総勢145社が大阪に集結!関西発「未来のウエルネス」実現に向けてネットワーキングイベント開催
Techable / 2023年7月27日 12時0分
7月12日、大阪商工会議所は、グランフロント大阪のコクヨ梅田ショールームにて「未来のウエルネス(※)実装ネットワーキング」と題したイベントを開催しました。
ウエルネス分野は、2025年大阪・関西万博の「大阪ヘルスケアパビリオン」でも大きなテーマとして掲げられており、注目度が高まっている領域です。
当記事ではイベント当日の模様を報じながら、活況な様相を見せる関西のウエルネス分野の最前線をお伝えします。
※日常生活の中で、カラダやココロ、アタマの状態の変化に気づき、必要となる行動変容が促され、無理することなく運動や睡眠、食事などの習慣が改善される状態
(引用:大阪商工会議所 プレスリリース)
今回のイベントには、ウエルネスビジネスの構築を目指す企業が全国から集結。参加の目的に応じて以下のように分類されていました。
コンテンツ企業:ウエルネス関連のプロダクトを有し、実装(実証)場所を探している企業
空間企業:ウエルネス関連プロダクトの実装を通して、空間の付加価値向上を目指す企業
シーズ企業:ウエルネス関連プロダクトを取り入れ、自社ビジネスの拡張を模索する企業
イベントの開会挨拶には、大阪商工会議所でスポーツ産業振興委員長を務める山田 邦雄氏(ロート製薬株式会社 代表取締役会長)が登壇。『万博が間近に迫るなか、日本の新しい産業としてのウエルネス産業を、ここ大阪から巻き起こしていきたい』と、イベントへの高い期待感を示しました。
会場には総勢145社328人(速報値)が足を運び、至るところで活発に意見が交わされる様子は、参加企業のモチベーションの高さを感じさせるものでした。
医療・ヘルスケア分野も多様な事業展開へ同イベントの大きな目的の一つが、「事業共創に向けたネットワーキング」です。実際に、優れたプロダクトを持つスタートアップとのコラボレーションを期待する声が大企業からも挙がっていたといいます。

=======

本文抜粋によると、イベント会場には何社何人が足を運んだか。

[バウンディングボックス予測データ]
=======

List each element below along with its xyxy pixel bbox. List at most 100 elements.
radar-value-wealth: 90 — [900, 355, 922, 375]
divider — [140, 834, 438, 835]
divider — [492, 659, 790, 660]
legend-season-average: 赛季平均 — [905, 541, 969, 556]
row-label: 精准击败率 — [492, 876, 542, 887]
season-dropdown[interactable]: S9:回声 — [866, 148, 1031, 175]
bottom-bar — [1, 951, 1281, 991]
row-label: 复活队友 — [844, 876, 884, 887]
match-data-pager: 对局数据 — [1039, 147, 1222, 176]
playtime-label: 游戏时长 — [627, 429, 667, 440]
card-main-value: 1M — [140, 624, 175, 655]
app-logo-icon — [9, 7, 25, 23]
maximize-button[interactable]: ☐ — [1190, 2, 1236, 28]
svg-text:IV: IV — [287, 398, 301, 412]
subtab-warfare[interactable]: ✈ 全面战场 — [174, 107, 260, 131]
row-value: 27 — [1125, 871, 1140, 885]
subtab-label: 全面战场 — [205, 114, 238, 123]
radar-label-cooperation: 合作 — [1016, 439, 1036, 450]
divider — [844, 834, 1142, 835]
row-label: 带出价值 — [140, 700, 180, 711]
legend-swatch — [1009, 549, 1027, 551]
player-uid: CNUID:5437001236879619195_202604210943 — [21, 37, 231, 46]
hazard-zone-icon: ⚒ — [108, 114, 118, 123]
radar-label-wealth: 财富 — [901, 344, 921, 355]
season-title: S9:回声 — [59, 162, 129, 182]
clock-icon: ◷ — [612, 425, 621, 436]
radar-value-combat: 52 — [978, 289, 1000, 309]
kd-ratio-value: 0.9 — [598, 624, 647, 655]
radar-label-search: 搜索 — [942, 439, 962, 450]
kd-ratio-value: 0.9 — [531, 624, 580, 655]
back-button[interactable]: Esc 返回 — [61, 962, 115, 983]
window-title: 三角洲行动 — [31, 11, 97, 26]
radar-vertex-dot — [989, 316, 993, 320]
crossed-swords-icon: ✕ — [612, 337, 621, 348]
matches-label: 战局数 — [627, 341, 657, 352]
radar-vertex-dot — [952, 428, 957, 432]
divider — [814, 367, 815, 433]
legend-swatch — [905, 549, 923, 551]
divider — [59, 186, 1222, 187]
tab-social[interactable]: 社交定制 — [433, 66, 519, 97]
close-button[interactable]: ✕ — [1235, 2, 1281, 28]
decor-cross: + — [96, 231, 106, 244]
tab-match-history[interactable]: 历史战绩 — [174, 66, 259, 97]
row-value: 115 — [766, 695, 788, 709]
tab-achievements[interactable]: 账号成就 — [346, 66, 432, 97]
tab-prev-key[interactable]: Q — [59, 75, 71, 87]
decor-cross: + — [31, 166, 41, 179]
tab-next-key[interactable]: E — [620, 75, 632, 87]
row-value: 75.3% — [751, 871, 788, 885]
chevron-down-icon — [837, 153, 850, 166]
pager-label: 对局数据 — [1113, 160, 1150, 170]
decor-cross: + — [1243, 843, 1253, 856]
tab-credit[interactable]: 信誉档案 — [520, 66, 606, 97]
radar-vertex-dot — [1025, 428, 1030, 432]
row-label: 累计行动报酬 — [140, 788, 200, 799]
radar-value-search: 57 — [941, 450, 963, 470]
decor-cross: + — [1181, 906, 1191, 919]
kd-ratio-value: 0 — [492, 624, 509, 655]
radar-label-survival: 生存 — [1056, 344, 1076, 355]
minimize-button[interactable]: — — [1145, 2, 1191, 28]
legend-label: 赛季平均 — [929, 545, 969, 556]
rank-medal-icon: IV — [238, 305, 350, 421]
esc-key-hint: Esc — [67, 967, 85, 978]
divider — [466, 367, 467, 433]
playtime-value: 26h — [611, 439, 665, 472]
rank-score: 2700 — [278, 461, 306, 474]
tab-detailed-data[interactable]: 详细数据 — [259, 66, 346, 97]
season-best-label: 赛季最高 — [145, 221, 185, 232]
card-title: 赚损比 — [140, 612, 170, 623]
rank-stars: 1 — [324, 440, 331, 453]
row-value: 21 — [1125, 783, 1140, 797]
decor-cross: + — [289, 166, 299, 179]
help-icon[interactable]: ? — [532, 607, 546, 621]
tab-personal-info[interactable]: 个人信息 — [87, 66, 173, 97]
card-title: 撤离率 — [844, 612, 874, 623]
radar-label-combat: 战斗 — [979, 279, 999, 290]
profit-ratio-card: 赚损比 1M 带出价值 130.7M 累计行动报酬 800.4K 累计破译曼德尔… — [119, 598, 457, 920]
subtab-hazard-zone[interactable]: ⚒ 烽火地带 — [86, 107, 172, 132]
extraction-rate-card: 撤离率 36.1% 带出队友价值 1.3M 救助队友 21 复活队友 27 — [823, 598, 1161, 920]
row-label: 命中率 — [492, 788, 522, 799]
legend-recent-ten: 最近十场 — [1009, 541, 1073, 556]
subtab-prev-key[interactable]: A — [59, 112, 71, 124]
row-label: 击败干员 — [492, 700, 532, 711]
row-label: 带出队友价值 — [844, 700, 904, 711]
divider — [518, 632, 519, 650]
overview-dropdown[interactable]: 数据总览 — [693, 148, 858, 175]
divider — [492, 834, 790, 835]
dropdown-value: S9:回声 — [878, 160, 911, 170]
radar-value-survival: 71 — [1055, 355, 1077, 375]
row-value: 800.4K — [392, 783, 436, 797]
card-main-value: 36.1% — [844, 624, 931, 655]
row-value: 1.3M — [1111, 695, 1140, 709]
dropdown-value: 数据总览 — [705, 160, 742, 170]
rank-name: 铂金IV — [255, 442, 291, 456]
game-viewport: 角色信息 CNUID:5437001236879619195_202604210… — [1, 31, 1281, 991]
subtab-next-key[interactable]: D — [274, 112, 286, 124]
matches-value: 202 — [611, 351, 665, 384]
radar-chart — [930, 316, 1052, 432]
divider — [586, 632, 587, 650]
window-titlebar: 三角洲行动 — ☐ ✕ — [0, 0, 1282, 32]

=======

## 解答
総勢145社328人(速報値)。